**Task statement:** What follows are records. Restate all of them word for word.

(Collected data entries)
= = = = = = =
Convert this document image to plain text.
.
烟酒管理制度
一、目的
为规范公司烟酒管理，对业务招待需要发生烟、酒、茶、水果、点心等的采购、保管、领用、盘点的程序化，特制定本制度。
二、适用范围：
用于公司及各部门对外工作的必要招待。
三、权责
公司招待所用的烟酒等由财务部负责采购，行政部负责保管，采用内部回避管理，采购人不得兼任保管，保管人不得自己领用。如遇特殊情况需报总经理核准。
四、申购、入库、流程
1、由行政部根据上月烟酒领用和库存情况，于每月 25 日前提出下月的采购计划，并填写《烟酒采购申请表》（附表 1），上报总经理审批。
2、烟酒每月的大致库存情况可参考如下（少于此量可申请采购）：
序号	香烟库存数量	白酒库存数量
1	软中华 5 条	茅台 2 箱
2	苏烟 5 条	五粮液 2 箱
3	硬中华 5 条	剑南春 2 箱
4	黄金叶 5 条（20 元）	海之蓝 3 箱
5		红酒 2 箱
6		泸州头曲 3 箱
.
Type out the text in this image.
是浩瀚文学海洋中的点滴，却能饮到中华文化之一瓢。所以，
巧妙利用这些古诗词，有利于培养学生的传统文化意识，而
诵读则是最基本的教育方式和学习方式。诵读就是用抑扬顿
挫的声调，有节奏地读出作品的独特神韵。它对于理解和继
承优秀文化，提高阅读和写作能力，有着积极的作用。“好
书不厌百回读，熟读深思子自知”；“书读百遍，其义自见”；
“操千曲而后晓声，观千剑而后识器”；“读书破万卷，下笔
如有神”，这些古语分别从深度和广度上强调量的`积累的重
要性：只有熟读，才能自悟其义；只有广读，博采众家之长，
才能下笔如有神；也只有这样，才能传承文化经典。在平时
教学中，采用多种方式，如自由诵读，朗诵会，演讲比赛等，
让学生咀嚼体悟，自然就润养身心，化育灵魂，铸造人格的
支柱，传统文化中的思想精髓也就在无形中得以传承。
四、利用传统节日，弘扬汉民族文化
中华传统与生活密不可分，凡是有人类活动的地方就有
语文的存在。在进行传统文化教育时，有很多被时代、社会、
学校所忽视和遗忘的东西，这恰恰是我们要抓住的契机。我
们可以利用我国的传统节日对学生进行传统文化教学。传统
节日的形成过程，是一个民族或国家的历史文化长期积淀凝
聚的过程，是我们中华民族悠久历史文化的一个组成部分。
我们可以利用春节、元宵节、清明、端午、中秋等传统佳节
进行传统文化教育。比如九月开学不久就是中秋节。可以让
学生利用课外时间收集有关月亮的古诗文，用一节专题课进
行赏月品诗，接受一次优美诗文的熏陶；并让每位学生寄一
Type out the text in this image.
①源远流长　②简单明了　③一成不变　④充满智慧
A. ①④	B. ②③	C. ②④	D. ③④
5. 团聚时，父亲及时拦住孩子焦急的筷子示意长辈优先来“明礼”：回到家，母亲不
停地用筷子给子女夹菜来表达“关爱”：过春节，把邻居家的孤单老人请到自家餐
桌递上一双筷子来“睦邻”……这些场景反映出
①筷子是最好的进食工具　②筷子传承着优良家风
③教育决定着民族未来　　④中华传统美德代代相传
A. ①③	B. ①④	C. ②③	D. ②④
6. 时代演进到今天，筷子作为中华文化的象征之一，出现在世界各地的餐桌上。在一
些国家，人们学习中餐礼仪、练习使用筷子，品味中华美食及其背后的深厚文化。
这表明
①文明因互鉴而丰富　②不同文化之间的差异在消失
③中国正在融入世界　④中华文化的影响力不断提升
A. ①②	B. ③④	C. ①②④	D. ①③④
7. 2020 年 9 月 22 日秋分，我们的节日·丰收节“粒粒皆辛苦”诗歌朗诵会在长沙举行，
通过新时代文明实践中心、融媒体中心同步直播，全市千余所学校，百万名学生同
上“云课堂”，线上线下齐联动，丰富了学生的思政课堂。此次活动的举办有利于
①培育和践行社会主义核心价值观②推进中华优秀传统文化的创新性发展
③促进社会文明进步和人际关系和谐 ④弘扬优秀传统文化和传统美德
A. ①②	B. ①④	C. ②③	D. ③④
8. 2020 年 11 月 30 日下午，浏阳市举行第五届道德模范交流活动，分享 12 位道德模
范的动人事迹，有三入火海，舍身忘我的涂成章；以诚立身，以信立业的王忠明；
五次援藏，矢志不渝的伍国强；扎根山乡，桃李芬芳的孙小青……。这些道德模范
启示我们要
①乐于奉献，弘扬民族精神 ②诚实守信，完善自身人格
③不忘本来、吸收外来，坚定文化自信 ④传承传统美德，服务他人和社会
= = = = = = =
**Answer for this exercise:**
Convert this document image to plain text.
.
烟酒管理制度
一、目的
为规范公司烟酒管理，对业务招待需要发生烟、酒、茶、水果、点心等的采购、保管、领用、盘点的程序化，特制定本制度。
二、适用范围：
用于公司及各部门对外工作的必要招待。
三、权责
公司招待所用的烟酒等由财务部负责采购，行政部负责保管，采用内部回避管理，采购人不得兼任保管，保管人不得自己领用。如遇特殊情况需报总经理核准。
四、申购、入库、流程
1、由行政部根据上月烟酒领用和库存情况，于每月 25 日前提出下月的采购计划，并填写《烟酒采购申请表》（附表 1），上报总经理审批。
2、烟酒每月的大致库存情况可参考如下（少于此量可申请采购）：
序号	香烟库存数量	白酒库存数量
1	软中华 5 条	茅台 2 箱
2	苏烟 5 条	五粮液 2 箱
3	硬中华 5 条	剑南春 2 箱
4	黄金叶 5 条（20 元）	海之蓝 3 箱
5		红酒 2 箱
6		泸州头曲 3 箱
.
Type out the text in this image.
是浩瀚文学海洋中的点滴，却能饮到中华文化之一瓢。所以，
巧妙利用这些古诗词，有利于培养学生的传统文化意识，而
诵读则是最基本的教育方式和学习方式。诵读就是用抑扬顿
挫的声调，有节奏地读出作品的独特神韵。它对于理解和继
承优秀文化，提高阅读和写作能力，有着积极的作用。“好
书不厌百回读，熟读深思子自知”；“书读百遍，其义自见”；
“操千曲而后晓声，观千剑而后识器”；“读书破万卷，下笔
如有神”，这些古语分别从深度和广度上强调量的`积累的重
要性：只有熟读，才能自悟其义；只有广读，博采众家之长，
才能下笔如有神；也只有这样，才能传承文化经典。在平时
教学中，采用多种方式，如自由诵读，朗诵会，演讲比赛等，
让学生咀嚼体悟，自然就润养身心，化育灵魂，铸造人格的
支柱，传统文化中的思想精髓也就在无形中得以传承。
四、利用传统节日，弘扬汉民族文化
中华传统与生活密不可分，凡是有人类活动的地方就有
语文的存在。在进行传统文化教育时，有很多被时代、社会、
学校所忽视和遗忘的东西，这恰恰是我们要抓住的契机。我
们可以利用我国的传统节日对学生进行传统文化教学。传统
节日的形成过程，是一个民族或国家的历史文化长期积淀凝
聚的过程，是我们中华民族悠久历史文化的一个组成部分。
我们可以利用春节、元宵节、清明、端午、中秋等传统佳节
进行传统文化教育。比如九月开学不久就是中秋节。可以让
学生利用课外时间收集有关月亮的古诗文，用一节专题课进
行赏月品诗，接受一次优美诗文的熏陶；并让每位学生寄一
Type out the text in this image.
①源远流长　②简单明了　③一成不变　④充满智慧
A. ①④	B. ②③	C. ②④	D. ③④
5. 团聚时，父亲及时拦住孩子焦急的筷子示意长辈优先来“明礼”：回到家，母亲不
停地用筷子给子女夹菜来表达“关爱”：过春节，把邻居家的孤单老人请到自家餐
桌递上一双筷子来“睦邻”……这些场景反映出
①筷子是最好的进食工具　②筷子传承着优良家风
③教育决定着民族未来　　④中华传统美德代代相传
A. ①③	B. ①④	C. ②③	D. ②④
6. 时代演进到今天，筷子作为中华文化的象征之一，出现在世界各地的餐桌上。在一
些国家，人们学习中餐礼仪、练习使用筷子，品味中华美食及其背后的深厚文化。
这表明
①文明因互鉴而丰富　②不同文化之间的差异在消失
③中国正在融入世界　④中华文化的影响力不断提升
A. ①②	B. ③④	C. ①②④	D. ①③④
7. 2020 年 9 月 22 日秋分，我们的节日·丰收节“粒粒皆辛苦”诗歌朗诵会在长沙举行，
通过新时代文明实践中心、融媒体中心同步直播，全市千余所学校，百万名学生同
上“云课堂”，线上线下齐联动，丰富了学生的思政课堂。此次活动的举办有利于
①培育和践行社会主义核心价值观②推进中华优秀传统文化的创新性发展
③促进社会文明进步和人际关系和谐 ④弘扬优秀传统文化和传统美德
A. ①②	B. ①④	C. ②③	D. ③④
8. 2020 年 11 月 30 日下午，浏阳市举行第五届道德模范交流活动，分享 12 位道德模
范的动人事迹，有三入火海，舍身忘我的涂成章；以诚立身，以信立业的王忠明；
五次援藏，矢志不渝的伍国强；扎根山乡，桃李芬芳的孙小青……。这些道德模范
启示我们要
①乐于奉献，弘扬民族精神 ②诚实守信，完善自身人格
③不忘本来、吸收外来，坚定文化自信 ④传承传统美德，服务他人和社会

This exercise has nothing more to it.